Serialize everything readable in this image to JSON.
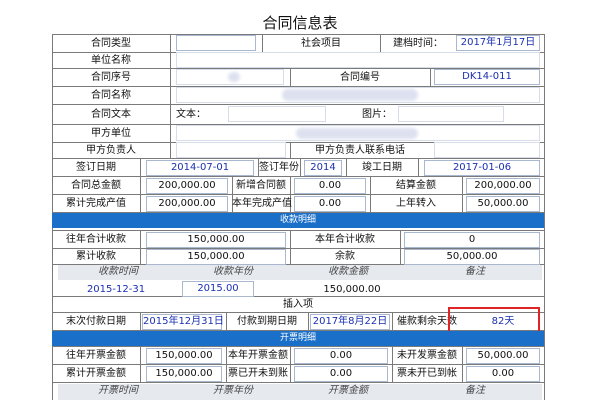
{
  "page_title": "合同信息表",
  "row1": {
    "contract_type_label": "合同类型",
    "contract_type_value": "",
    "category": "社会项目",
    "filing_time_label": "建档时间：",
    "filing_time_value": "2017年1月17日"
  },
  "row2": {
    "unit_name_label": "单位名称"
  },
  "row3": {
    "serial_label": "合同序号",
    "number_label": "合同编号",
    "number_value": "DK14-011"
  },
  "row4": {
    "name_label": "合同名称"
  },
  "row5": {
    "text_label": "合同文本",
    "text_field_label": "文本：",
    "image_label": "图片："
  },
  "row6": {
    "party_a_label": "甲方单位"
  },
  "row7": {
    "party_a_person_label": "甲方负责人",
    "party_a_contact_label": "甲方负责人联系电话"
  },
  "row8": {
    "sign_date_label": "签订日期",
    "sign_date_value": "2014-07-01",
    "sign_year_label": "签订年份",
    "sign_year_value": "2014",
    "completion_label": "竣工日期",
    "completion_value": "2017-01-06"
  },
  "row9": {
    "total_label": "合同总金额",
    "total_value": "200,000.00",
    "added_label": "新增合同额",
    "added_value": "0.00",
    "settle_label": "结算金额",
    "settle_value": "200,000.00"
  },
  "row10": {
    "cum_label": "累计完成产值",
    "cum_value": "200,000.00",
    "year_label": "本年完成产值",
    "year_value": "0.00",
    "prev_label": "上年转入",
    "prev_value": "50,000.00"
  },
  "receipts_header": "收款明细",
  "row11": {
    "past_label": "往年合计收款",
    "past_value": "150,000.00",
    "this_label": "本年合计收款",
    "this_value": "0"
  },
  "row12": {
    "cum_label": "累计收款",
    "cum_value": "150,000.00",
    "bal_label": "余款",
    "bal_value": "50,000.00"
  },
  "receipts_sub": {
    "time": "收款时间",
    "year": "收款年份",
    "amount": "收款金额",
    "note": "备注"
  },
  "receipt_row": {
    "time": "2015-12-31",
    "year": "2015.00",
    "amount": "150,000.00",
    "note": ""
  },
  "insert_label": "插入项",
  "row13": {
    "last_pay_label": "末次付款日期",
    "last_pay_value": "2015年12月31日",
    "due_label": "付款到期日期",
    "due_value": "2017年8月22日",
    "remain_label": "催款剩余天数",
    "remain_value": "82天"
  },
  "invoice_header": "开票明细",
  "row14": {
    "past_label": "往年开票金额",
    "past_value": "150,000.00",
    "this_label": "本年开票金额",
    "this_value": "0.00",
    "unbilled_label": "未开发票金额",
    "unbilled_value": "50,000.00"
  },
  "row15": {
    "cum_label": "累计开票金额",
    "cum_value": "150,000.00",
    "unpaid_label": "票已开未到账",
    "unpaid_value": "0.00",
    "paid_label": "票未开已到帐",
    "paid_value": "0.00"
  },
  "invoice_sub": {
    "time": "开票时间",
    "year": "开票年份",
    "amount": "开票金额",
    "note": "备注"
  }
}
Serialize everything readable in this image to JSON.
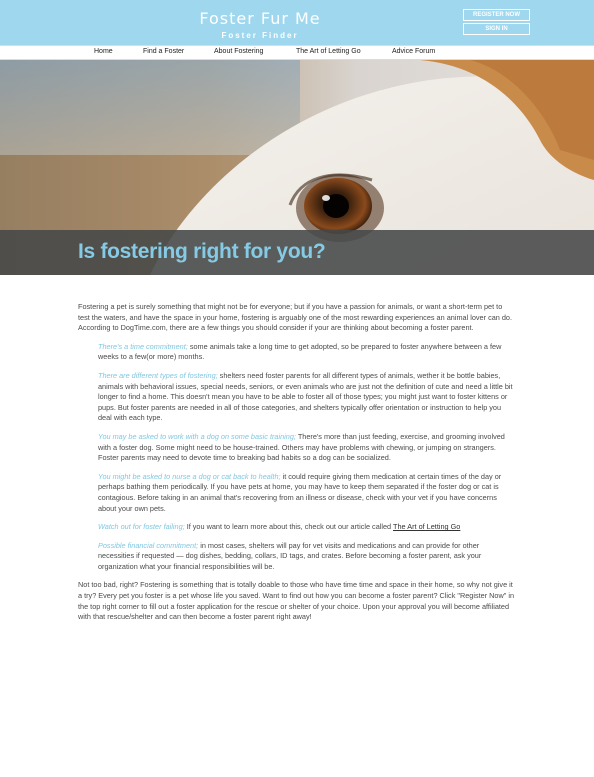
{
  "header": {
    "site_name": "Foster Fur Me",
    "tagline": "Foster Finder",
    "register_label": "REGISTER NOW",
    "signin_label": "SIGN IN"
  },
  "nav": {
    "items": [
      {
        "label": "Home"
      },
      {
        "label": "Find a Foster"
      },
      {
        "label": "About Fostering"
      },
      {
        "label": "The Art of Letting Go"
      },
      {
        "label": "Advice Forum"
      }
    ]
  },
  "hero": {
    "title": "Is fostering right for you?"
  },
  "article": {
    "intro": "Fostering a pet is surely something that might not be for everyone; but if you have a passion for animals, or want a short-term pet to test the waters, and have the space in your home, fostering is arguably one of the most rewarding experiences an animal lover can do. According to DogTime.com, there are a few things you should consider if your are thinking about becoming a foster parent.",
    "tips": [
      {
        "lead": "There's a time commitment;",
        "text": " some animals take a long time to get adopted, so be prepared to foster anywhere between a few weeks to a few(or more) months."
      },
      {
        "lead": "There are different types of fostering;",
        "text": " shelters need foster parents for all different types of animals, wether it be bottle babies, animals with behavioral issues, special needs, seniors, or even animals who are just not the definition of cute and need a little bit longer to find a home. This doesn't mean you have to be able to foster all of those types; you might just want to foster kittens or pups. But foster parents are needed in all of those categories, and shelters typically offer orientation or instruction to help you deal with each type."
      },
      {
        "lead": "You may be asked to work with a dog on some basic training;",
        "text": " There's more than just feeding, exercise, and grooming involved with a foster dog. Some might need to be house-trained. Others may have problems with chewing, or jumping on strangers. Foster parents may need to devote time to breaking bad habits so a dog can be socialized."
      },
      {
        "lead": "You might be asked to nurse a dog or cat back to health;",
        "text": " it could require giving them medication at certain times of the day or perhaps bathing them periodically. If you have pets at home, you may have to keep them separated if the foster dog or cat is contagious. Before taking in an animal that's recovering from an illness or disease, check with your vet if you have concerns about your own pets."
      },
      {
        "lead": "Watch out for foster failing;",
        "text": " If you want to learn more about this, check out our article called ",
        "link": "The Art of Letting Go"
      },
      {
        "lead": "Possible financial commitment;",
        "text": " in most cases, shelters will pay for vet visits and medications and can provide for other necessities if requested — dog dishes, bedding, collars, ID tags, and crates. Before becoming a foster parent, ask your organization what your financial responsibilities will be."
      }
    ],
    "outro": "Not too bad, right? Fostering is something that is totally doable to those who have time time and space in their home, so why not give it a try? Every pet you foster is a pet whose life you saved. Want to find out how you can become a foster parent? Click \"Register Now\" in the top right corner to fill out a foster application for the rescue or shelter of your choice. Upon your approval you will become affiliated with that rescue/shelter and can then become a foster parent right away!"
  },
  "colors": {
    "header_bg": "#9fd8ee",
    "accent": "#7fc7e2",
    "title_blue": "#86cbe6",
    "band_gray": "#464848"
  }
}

######

Written instruction:
Give the number of lines in the listing above that contain "amount", and nothing else.

Task output:
3